* Stated task 1 *
Answer these questions about the passage on the preacher's message:
(a) Through whom, according to the passage, can the controversy between the hearer and his Maker only be made up?
(b) Of whom did the Jews of old complain as a dealer in parables?
(c) What charge does the passage say will be most frequently and most loudly preferred against the preacher?
* Stated task 2 *
Transcribe the rows exactly, from the first row up to and including the line with "colorbar-label: -50 <box>494".

* Document extract *
+++

But to keep the two parties at a still more hopeless distance from each other, the message of such a preacher, incomprehensible as many of its terms and many of its particulars may be, evidently bears a something upon it that is fitted to alarm the fears, and utterly to thwart the strongest tendencies of nature. Let him be just a faithful expounder of the Gospel of Jesus Christ, and let the blindness of the natural man be what it may, still there is

scarcely a hearer who can fail to perceive, that, anterior to the reception of this Gospel, the preacher looks upon him as the enemy of God, and strongly points at such a controversy between him and his Maker, as can only be made up through an appointed Mediator— and requires of him such a faith as will transform his character, and as will shift the whole currency of his affections and desires and affirms the necessity of such a regeneration, as that all old things shall be done away, and all things shall become new ;-and lets him know, that to be a Christian indeed he must die unto sense, he must be crucified unto the world, and, renouncing its charms and its predilections, must learn to have his conversation in heaven, and to choose God as the strength of his heart and his portion for evermore. All this flashes plainly and significantly enough, through that veil of mysticism which appears to overspread the general doctrine of the preacher; and imparts a forbidding character to it in the eyes of those to whom we are alluding; and they will be glad of any pretence to shun a painful and a revolting contemplation; and they will complain of him on the very ground on which the Jews of old complained of Ezekiel, as a dealer in parables-and while much of their antipathy is founded upon his being so strict and so spiritual, and so unaccommodating to the general tone of society, one of the charges which will be most frequently and most loudly preferred against him, is that he is so very mysterious.

+++

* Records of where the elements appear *
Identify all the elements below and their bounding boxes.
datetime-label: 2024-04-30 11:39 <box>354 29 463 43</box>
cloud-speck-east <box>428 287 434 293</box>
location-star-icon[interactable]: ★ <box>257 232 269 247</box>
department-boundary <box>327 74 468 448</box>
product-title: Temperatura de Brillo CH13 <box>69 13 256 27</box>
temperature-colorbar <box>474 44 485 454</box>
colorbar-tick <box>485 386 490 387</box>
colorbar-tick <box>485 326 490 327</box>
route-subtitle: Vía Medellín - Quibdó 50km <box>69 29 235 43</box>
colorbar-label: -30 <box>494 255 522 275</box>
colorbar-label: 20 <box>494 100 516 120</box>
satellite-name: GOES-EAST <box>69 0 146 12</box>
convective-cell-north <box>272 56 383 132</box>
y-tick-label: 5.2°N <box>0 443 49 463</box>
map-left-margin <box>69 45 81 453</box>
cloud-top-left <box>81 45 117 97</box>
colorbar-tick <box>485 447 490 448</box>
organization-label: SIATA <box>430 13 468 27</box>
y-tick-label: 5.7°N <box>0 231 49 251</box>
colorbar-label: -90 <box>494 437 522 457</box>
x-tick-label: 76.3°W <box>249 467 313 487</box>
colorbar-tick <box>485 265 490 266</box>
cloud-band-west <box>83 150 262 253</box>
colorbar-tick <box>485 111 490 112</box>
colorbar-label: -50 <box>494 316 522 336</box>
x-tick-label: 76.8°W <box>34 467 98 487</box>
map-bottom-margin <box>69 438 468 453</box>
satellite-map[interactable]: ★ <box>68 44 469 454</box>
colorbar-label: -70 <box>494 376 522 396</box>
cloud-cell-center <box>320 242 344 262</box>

+++

* Complete response 1 *
(a) Through an appointed Mediator.
(b) Ezekiel.
(c) That he is so very mysterious.

* Complete response 2 *
Identify all the elements below and their bounding boxes.
datetime-label: 2024-04-30 11:39 <box>354 29 463 43</box>
cloud-speck-east <box>428 287 434 293</box>
location-star-icon[interactable]: ★ <box>257 232 269 247</box>
department-boundary <box>327 74 468 448</box>
product-title: Temperatura de Brillo CH13 <box>69 13 256 27</box>
temperature-colorbar <box>474 44 485 454</box>
colorbar-tick <box>485 386 490 387</box>
colorbar-tick <box>485 326 490 327</box>
route-subtitle: Vía Medellín - Quibdó 50km <box>69 29 235 43</box>
colorbar-label: -30 <box>494 255 522 275</box>
colorbar-label: 20 <box>494 100 516 120</box>
satellite-name: GOES-EAST <box>69 0 146 12</box>
convective-cell-north <box>272 56 383 132</box>
y-tick-label: 5.2°N <box>0 443 49 463</box>
map-left-margin <box>69 45 81 453</box>
cloud-top-left <box>81 45 117 97</box>
colorbar-tick <box>485 447 490 448</box>
organization-label: SIATA <box>430 13 468 27</box>
y-tick-label: 5.7°N <box>0 231 49 251</box>
colorbar-label: -90 <box>494 437 522 457</box>
x-tick-label: 76.3°W <box>249 467 313 487</box>
colorbar-tick <box>485 265 490 266</box>
cloud-band-west <box>83 150 262 253</box>
colorbar-tick <box>485 111 490 112</box>
colorbar-label: -50 <box>494 316 522 336</box>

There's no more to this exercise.